Look through the material and copy each line holding "ylabel".

-------- Task inputs --------

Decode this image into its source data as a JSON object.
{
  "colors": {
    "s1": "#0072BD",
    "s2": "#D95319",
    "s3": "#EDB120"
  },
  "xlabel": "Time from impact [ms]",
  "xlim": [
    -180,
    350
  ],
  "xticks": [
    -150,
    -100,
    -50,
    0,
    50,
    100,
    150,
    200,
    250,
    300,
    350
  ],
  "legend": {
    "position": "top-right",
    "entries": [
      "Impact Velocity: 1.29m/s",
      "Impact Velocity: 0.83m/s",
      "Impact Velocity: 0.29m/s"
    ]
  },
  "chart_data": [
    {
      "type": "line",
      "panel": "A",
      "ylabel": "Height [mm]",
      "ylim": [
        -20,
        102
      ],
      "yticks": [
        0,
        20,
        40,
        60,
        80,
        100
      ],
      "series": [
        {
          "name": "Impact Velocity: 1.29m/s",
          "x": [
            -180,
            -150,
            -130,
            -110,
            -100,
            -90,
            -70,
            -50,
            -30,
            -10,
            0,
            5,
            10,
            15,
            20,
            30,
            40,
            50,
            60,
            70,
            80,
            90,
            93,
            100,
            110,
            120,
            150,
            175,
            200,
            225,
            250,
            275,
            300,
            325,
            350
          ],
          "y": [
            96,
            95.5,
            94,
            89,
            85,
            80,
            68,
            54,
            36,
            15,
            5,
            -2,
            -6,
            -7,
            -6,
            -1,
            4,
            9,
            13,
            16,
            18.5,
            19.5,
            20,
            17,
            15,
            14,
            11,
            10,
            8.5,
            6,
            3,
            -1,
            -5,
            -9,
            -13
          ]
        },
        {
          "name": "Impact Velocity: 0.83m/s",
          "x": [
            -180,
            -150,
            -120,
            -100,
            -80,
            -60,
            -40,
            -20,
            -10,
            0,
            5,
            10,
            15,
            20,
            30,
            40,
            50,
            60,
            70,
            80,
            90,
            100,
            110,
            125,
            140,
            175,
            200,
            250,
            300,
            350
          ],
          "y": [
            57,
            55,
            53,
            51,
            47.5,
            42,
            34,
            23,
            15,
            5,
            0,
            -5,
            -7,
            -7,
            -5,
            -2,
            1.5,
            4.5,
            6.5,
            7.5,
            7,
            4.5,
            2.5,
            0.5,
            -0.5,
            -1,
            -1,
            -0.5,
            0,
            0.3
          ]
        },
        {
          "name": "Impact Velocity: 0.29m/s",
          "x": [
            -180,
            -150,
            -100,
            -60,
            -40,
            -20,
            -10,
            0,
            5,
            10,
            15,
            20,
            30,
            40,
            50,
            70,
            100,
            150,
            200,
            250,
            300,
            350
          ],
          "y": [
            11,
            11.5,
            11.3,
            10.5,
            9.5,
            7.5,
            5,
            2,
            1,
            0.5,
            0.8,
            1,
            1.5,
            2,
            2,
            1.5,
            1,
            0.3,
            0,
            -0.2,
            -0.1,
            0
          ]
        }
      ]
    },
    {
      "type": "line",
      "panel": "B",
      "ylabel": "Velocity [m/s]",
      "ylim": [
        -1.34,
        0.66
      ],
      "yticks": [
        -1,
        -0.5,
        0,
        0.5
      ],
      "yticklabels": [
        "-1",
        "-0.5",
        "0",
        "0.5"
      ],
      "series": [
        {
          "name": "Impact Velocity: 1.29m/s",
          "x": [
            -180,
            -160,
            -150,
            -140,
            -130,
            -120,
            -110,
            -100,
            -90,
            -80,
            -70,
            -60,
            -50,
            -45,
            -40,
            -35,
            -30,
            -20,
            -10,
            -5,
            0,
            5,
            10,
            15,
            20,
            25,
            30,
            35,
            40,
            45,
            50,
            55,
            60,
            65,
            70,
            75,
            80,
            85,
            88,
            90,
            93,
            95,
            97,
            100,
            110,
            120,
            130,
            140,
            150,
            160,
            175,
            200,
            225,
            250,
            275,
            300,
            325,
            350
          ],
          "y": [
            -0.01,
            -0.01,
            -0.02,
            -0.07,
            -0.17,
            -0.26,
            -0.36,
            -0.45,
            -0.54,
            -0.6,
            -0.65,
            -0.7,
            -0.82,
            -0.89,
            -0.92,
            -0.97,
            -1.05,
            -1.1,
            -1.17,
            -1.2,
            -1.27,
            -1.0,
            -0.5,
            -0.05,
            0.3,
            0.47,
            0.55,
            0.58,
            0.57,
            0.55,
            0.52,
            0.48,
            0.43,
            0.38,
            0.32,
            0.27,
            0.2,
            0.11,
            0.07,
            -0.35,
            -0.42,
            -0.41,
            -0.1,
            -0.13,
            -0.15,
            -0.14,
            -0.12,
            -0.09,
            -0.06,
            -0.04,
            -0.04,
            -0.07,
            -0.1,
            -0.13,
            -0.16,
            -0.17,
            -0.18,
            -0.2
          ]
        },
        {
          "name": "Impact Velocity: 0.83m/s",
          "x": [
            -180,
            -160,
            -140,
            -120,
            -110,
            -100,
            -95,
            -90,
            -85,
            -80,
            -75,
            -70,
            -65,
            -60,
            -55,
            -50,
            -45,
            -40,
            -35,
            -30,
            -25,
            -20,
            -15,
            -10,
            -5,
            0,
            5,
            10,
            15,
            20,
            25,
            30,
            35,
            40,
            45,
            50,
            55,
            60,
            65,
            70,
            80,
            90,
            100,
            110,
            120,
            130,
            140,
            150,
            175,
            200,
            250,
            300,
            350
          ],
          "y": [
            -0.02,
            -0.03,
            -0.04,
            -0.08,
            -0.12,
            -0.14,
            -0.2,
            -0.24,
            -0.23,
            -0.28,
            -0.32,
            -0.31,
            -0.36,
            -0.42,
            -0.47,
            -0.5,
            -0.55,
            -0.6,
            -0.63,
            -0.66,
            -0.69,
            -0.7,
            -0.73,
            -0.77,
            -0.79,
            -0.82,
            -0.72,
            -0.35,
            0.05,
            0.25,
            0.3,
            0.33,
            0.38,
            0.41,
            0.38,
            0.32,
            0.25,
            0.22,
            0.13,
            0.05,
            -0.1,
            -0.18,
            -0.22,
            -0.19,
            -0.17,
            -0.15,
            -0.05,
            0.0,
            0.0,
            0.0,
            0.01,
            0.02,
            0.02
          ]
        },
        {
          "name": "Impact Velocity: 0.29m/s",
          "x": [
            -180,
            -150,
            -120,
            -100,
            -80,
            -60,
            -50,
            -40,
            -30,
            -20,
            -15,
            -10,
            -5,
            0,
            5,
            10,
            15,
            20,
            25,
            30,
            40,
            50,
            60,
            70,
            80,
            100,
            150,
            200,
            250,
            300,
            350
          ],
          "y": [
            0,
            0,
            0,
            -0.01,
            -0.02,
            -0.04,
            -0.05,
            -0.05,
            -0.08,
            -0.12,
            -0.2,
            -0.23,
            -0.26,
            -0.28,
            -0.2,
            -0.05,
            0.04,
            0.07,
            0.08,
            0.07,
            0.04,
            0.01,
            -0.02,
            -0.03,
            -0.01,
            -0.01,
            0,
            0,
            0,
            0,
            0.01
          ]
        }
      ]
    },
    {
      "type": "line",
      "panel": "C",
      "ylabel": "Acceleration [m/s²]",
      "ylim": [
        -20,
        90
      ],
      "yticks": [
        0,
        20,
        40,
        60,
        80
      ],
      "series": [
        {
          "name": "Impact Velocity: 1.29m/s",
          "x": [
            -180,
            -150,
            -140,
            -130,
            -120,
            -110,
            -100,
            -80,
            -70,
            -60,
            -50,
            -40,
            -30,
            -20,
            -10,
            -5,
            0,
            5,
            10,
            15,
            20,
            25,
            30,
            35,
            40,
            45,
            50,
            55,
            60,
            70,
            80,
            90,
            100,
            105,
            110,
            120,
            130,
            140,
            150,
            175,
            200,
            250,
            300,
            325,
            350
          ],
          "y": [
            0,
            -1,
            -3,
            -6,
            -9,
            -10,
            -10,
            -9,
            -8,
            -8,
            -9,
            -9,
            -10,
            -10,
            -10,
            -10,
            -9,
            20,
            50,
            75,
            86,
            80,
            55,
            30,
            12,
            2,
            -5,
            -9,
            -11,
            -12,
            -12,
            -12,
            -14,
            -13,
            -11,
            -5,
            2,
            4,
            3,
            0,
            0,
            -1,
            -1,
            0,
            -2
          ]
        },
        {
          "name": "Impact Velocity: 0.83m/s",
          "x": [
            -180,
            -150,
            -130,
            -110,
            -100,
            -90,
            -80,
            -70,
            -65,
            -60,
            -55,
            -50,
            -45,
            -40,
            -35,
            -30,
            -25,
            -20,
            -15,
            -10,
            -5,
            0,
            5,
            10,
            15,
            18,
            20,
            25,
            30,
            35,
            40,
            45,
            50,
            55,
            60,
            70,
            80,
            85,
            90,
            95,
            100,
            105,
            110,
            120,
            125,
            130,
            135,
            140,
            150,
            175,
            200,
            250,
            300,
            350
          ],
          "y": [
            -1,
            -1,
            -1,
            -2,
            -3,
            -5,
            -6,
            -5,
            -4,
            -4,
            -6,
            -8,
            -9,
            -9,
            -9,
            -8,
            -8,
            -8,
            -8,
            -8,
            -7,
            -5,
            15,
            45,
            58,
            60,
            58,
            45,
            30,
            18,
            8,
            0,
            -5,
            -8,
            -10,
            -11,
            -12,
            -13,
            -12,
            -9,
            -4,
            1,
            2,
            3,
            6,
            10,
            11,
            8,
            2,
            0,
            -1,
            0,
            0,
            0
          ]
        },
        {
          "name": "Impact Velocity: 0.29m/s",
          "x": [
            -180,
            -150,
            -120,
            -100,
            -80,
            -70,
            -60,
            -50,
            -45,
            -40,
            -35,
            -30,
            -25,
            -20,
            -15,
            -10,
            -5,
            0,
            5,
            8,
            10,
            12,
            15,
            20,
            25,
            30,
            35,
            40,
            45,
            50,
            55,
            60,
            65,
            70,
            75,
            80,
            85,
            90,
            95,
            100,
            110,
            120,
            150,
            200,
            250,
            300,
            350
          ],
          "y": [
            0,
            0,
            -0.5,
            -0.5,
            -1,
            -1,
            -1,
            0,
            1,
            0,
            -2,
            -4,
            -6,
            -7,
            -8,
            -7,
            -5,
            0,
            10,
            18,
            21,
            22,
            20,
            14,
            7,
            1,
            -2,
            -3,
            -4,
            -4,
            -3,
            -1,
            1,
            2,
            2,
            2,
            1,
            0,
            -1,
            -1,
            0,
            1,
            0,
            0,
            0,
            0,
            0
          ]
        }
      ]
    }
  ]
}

--------

Exercise solution:
      "ylabel": "Height [mm]",
      "ylabel": "Velocity [m/s]",
      "ylabel": "Acceleration [m/s²]",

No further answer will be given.